Collected data:
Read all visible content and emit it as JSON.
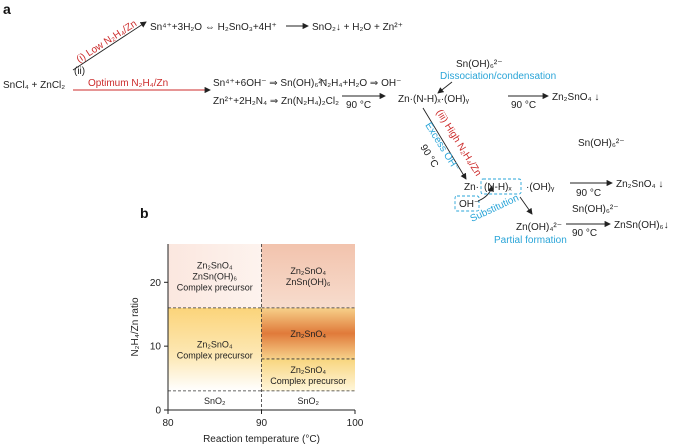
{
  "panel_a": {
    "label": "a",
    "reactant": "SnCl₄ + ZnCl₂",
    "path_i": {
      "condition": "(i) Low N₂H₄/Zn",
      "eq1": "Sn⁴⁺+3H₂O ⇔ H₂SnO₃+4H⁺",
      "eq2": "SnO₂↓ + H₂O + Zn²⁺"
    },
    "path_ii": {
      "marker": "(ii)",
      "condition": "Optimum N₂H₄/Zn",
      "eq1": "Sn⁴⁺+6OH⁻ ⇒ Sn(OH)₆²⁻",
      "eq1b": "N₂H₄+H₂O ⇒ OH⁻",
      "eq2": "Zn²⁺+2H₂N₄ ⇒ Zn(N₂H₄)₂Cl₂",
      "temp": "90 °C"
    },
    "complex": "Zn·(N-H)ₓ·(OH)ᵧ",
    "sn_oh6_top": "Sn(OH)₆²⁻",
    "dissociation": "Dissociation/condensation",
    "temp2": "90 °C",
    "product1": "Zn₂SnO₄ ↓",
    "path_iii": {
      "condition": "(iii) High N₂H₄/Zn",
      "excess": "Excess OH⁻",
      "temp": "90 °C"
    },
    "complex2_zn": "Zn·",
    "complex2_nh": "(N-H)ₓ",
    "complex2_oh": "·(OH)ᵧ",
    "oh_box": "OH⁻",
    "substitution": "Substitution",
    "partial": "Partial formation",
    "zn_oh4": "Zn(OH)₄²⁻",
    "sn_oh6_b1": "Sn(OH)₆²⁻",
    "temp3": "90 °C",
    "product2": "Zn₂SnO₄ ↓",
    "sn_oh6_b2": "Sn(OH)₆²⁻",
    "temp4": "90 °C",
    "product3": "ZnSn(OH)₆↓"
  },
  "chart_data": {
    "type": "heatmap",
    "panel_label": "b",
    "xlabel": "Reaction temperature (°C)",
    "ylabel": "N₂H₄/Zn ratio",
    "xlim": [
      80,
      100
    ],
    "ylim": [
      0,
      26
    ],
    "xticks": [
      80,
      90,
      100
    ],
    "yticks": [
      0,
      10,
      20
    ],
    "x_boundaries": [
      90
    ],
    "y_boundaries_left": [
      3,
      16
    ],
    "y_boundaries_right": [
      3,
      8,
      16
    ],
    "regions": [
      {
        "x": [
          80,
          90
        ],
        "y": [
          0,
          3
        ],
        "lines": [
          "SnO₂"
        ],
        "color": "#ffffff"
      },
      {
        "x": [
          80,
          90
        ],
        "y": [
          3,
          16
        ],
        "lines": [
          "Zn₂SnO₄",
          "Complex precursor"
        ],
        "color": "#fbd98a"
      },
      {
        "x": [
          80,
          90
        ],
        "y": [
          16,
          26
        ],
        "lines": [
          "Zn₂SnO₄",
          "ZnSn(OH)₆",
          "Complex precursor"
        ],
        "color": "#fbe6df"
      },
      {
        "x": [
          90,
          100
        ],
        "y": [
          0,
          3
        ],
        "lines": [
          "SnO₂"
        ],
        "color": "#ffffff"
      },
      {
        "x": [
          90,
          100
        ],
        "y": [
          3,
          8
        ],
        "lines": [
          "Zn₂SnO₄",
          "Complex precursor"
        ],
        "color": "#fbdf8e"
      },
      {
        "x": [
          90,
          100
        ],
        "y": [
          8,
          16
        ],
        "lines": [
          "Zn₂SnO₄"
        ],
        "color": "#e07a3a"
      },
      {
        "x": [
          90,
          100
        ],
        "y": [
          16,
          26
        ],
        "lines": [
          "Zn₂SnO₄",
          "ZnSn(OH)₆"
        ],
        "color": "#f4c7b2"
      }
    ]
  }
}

==

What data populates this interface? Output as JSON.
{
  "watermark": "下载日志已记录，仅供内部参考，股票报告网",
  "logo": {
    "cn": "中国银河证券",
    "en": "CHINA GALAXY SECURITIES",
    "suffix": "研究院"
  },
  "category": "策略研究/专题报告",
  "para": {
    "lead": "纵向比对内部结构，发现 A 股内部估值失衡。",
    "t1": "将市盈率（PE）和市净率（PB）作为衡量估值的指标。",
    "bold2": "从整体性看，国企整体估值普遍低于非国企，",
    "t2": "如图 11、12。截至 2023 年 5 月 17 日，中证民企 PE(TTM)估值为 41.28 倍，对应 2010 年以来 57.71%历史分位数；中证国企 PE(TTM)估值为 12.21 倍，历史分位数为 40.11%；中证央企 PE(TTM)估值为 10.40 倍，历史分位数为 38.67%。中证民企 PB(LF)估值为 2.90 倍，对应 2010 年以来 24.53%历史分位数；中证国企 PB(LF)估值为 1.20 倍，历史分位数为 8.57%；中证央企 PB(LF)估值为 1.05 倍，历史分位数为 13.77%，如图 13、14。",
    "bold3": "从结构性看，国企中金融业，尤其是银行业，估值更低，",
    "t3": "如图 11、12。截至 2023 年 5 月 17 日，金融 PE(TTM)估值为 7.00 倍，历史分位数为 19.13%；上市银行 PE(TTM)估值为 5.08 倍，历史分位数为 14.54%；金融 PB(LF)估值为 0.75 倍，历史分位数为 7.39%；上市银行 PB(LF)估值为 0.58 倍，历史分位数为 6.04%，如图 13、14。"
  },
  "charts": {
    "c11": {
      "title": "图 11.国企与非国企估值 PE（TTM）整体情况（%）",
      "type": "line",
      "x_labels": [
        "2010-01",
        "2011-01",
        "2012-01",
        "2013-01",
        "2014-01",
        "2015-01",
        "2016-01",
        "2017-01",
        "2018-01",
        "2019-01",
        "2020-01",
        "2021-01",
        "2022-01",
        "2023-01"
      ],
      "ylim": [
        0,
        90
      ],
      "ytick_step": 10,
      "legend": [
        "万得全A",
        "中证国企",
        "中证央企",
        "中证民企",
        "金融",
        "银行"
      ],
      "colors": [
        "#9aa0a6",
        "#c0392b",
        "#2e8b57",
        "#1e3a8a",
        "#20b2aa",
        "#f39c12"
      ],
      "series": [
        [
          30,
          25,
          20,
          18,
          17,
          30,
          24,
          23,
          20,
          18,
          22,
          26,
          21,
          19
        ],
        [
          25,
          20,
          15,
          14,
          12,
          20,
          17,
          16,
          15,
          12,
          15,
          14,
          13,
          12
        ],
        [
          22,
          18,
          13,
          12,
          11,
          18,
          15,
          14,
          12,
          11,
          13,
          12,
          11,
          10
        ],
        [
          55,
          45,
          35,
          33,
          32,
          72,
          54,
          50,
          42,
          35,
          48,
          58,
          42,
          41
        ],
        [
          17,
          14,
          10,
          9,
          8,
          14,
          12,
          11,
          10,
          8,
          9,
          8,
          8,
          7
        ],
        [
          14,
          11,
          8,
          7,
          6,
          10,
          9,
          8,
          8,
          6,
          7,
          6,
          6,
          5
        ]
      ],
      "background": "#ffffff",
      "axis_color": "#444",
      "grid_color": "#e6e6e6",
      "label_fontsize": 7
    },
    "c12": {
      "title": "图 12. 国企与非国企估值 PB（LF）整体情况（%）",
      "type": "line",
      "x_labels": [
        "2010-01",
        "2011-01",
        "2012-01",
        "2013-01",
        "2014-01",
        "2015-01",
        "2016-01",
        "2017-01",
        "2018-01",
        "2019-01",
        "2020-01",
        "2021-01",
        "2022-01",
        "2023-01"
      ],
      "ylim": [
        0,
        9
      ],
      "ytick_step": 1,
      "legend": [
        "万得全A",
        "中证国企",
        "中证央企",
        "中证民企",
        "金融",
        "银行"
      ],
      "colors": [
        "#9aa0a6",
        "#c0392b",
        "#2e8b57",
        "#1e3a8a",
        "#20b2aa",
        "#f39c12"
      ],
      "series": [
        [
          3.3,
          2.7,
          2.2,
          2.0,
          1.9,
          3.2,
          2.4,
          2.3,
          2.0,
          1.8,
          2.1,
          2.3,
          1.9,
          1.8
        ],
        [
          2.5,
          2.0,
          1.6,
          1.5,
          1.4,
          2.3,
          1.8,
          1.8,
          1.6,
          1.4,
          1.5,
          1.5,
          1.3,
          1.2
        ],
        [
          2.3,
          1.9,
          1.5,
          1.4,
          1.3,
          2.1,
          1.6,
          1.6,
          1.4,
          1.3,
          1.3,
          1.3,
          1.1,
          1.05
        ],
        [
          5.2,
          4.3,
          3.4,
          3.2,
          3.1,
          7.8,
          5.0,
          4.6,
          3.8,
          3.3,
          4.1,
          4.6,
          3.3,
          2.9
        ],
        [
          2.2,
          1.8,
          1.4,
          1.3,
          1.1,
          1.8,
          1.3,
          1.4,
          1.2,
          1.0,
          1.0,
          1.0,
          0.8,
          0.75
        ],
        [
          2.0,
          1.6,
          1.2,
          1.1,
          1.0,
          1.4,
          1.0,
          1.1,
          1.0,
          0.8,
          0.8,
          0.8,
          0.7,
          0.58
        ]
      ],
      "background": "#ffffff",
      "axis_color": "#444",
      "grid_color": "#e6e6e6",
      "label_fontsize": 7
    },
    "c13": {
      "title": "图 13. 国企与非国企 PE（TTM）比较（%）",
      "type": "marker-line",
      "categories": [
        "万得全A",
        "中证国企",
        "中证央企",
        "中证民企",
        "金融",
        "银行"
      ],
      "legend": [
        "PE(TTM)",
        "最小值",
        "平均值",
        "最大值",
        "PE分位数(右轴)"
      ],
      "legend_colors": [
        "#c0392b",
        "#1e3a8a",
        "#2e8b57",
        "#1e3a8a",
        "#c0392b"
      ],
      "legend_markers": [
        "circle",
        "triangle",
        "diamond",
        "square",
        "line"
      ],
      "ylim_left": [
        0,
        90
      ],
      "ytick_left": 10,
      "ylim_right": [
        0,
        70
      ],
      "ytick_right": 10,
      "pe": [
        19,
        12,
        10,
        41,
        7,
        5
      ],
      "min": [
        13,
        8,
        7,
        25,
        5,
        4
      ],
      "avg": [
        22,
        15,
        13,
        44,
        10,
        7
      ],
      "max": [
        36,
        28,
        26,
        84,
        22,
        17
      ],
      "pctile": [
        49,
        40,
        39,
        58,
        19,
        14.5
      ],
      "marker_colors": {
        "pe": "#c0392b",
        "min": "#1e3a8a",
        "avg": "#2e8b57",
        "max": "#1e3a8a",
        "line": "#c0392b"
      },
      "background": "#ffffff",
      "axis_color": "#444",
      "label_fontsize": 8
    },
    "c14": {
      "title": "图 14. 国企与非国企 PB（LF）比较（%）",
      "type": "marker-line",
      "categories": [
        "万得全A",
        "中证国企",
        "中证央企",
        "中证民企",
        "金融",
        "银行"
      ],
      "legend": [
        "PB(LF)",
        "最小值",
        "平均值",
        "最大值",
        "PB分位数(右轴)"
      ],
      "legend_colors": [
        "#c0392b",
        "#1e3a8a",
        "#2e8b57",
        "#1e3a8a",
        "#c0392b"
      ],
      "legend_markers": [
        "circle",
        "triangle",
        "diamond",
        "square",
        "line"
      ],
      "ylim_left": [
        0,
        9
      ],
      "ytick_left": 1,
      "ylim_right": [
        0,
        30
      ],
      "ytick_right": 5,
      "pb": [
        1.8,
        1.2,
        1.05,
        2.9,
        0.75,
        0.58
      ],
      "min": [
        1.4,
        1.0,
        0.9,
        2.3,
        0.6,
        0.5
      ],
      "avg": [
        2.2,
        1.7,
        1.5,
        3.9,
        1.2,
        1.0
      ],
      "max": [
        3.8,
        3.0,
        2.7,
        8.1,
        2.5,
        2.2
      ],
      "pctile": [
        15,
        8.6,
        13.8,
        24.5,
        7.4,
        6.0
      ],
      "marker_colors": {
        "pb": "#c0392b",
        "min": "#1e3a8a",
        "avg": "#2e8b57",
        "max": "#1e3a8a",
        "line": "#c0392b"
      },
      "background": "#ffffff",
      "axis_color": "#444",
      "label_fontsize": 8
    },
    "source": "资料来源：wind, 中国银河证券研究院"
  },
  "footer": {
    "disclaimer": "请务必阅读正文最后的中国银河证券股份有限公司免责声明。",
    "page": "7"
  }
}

---

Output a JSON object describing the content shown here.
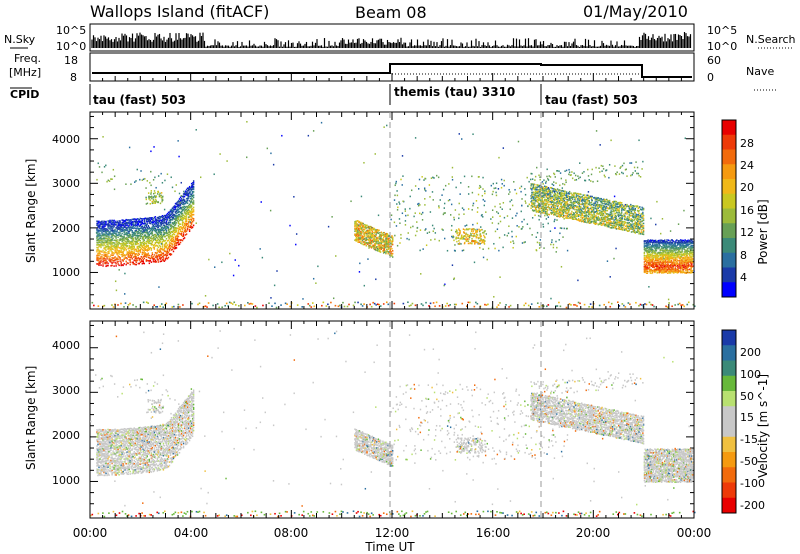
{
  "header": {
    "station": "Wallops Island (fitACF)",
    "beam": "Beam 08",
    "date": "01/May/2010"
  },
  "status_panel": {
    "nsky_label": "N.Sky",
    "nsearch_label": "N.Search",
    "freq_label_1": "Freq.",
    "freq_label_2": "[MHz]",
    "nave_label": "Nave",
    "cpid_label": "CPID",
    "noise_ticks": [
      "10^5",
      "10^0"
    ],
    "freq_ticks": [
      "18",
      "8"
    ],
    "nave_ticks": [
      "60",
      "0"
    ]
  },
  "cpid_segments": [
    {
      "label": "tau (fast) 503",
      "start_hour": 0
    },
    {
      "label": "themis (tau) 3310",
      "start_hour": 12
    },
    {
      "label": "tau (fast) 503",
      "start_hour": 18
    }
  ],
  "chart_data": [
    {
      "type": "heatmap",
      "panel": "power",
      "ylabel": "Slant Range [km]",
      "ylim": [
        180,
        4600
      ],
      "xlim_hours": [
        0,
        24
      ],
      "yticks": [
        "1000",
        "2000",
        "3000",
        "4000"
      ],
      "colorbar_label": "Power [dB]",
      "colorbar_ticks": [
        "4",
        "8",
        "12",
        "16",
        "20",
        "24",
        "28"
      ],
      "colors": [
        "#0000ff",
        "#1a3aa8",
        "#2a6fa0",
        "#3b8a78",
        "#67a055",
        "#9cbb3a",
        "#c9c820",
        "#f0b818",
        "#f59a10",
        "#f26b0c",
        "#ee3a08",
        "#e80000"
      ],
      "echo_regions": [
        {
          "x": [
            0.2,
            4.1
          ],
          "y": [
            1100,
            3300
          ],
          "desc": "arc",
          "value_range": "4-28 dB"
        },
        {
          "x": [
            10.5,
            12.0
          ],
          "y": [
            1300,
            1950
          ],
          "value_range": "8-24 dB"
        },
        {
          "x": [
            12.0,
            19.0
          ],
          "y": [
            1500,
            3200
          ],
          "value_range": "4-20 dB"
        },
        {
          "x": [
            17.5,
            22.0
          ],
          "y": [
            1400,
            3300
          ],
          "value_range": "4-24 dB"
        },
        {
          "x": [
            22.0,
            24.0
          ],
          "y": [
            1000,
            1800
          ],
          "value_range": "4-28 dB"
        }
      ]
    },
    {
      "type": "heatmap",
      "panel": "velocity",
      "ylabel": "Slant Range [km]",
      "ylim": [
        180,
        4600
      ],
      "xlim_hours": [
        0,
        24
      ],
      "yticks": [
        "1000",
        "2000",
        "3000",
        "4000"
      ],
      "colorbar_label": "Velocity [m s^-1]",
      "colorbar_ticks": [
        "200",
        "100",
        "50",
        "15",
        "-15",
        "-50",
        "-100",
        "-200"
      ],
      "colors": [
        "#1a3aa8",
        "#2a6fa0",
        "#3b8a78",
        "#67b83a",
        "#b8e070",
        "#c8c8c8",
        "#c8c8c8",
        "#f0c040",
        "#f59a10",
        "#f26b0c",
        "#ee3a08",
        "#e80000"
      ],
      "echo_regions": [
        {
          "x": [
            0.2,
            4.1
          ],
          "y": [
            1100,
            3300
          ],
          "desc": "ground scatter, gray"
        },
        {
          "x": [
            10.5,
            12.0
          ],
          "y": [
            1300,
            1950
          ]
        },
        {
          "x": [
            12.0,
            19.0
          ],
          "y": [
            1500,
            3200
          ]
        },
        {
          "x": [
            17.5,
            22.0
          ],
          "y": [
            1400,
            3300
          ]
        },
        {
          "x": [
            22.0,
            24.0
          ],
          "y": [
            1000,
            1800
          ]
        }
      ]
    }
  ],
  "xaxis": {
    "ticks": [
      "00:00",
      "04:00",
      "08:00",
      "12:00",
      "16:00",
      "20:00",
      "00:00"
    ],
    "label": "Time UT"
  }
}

To be done:
Note each line of the entries that has "title" in it, and copy those lines.

Result for this exercise:
      "title": "图 11.国企与非国企估值 PE（TTM）整体情况（%）",
      "title": "图 12. 国企与非国企估值 PB（LF）整体情况（%）",
      "title": "图 13. 国企与非国企 PE（TTM）比较（%）",
      "title": "图 14. 国企与非国企 PB（LF）比较（%）",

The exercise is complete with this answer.